▸ WORK TO DO:
Copy whichever lines contain the string "Rate".

▸ RECORDS TO USE:
****

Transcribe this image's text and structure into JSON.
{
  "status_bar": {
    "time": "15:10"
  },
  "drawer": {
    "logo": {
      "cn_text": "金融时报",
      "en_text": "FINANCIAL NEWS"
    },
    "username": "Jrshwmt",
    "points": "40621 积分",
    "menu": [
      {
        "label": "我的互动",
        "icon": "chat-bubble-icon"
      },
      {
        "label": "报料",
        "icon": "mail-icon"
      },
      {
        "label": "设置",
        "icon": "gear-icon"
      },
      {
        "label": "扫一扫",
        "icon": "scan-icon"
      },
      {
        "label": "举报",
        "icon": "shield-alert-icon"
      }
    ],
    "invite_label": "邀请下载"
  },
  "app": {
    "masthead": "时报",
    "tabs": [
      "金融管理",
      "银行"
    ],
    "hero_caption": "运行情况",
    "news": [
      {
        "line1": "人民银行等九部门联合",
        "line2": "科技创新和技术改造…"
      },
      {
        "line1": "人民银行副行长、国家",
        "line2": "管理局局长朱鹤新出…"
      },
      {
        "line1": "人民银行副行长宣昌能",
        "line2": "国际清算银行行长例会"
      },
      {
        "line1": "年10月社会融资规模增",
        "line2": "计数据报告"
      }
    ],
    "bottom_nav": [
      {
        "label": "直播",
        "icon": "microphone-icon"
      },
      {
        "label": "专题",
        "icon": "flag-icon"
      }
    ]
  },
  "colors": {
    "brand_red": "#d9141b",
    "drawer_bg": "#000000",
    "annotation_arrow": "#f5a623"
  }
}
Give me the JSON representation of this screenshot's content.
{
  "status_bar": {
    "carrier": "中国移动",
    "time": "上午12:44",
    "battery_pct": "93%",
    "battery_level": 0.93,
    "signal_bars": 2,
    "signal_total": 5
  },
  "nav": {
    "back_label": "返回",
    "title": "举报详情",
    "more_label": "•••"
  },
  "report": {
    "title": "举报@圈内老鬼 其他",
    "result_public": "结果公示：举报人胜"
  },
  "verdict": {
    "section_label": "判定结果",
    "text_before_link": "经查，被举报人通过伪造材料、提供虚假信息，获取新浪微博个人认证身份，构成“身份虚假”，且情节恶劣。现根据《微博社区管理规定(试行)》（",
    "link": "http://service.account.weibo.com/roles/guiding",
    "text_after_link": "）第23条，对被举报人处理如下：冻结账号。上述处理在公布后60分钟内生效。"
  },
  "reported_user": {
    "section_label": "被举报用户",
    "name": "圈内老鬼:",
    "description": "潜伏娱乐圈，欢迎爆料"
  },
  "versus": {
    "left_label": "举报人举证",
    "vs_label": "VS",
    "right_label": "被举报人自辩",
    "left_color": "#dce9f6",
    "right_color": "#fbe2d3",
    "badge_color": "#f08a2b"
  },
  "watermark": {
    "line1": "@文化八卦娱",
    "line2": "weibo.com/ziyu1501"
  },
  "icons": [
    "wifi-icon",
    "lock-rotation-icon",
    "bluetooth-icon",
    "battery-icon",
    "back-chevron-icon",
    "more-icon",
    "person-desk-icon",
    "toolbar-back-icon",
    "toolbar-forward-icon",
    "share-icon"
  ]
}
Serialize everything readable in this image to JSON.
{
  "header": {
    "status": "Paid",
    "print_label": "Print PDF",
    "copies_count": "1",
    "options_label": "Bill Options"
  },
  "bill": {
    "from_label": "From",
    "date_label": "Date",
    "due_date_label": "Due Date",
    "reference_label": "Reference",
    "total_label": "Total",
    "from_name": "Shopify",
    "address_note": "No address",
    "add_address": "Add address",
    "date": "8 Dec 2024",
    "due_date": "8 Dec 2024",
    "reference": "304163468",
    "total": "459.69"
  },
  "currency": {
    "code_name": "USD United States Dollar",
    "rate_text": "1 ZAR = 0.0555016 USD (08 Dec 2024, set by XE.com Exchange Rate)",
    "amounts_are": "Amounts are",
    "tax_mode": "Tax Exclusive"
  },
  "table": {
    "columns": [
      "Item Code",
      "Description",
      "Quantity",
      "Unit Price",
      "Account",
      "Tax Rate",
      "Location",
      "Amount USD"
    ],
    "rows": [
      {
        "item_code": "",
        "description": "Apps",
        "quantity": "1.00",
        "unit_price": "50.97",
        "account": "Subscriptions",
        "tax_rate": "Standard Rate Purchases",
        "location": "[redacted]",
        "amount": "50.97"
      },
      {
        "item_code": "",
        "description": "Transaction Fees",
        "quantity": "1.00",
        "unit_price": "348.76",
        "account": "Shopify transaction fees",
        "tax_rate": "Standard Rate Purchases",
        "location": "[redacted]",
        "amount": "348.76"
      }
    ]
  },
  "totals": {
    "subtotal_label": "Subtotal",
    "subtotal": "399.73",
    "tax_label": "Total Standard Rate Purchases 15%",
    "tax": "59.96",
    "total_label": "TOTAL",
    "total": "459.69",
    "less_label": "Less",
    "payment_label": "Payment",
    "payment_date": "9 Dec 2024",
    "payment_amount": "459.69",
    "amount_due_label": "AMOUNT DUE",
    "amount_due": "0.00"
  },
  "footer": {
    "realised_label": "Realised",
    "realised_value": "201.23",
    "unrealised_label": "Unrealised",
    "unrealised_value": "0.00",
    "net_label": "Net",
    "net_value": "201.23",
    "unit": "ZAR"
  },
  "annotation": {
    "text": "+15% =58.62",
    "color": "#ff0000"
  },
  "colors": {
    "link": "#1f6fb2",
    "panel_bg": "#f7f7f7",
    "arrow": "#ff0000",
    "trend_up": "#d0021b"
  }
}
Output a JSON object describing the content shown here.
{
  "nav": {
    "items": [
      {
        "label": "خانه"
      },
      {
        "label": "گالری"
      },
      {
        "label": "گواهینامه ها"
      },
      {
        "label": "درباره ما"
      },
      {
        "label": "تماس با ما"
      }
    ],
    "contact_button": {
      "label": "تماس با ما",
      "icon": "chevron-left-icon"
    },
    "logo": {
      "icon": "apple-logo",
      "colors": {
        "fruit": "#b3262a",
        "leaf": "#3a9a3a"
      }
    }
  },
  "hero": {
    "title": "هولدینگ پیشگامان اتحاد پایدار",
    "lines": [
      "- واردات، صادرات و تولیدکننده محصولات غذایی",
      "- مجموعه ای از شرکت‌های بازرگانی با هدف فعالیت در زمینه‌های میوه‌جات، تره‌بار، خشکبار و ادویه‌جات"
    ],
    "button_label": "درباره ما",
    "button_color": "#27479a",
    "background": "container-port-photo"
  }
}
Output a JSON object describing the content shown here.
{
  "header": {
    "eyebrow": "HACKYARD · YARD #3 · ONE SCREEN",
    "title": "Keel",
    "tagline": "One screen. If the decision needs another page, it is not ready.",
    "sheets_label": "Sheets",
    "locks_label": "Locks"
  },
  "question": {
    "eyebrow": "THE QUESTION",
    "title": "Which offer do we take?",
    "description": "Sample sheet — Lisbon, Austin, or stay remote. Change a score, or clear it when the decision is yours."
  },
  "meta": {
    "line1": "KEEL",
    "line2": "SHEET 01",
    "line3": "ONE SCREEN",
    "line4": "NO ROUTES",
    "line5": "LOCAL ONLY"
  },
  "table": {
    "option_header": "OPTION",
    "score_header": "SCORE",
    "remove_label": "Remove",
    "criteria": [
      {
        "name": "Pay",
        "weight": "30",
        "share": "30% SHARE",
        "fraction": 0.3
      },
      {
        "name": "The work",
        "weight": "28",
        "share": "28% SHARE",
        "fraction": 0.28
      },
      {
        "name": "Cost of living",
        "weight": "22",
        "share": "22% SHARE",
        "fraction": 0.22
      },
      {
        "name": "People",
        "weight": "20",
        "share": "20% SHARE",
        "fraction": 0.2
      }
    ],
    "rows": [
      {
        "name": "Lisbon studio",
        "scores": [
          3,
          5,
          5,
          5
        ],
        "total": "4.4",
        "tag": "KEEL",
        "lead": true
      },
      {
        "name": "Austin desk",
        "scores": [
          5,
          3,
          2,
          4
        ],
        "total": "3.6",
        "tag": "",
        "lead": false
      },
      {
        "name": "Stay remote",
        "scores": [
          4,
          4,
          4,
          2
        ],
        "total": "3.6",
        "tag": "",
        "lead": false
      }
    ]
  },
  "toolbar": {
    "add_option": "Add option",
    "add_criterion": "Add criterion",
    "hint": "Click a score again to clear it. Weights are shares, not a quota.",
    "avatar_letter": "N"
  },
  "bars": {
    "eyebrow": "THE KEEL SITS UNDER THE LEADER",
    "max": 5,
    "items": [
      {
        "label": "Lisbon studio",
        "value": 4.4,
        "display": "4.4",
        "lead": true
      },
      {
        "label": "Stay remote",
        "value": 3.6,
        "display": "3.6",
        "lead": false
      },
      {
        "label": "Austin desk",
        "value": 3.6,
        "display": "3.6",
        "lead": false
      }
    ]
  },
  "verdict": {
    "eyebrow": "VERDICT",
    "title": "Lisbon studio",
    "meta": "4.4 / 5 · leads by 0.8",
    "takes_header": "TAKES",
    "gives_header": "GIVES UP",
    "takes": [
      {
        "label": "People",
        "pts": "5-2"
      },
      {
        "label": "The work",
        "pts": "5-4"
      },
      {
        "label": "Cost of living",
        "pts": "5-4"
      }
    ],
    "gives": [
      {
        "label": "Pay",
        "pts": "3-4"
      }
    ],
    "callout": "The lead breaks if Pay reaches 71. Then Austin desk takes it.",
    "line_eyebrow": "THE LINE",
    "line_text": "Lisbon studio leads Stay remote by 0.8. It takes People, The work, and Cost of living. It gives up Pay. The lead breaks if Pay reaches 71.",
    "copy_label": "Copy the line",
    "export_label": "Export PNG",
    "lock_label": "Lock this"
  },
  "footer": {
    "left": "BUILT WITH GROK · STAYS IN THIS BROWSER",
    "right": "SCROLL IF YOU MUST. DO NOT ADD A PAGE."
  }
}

****

▸ FINAL ANSWER:
    "rate_text": "1 ZAR = 0.0555016 USD (08 Dec 2024, set by XE.com Exchange Rate)",
      "Tax Rate",
        "tax_rate": "Standard Rate Purchases",
        "tax_rate": "Standard Rate Purchases",
    "tax_label": "Total Standard Rate Purchases 15%",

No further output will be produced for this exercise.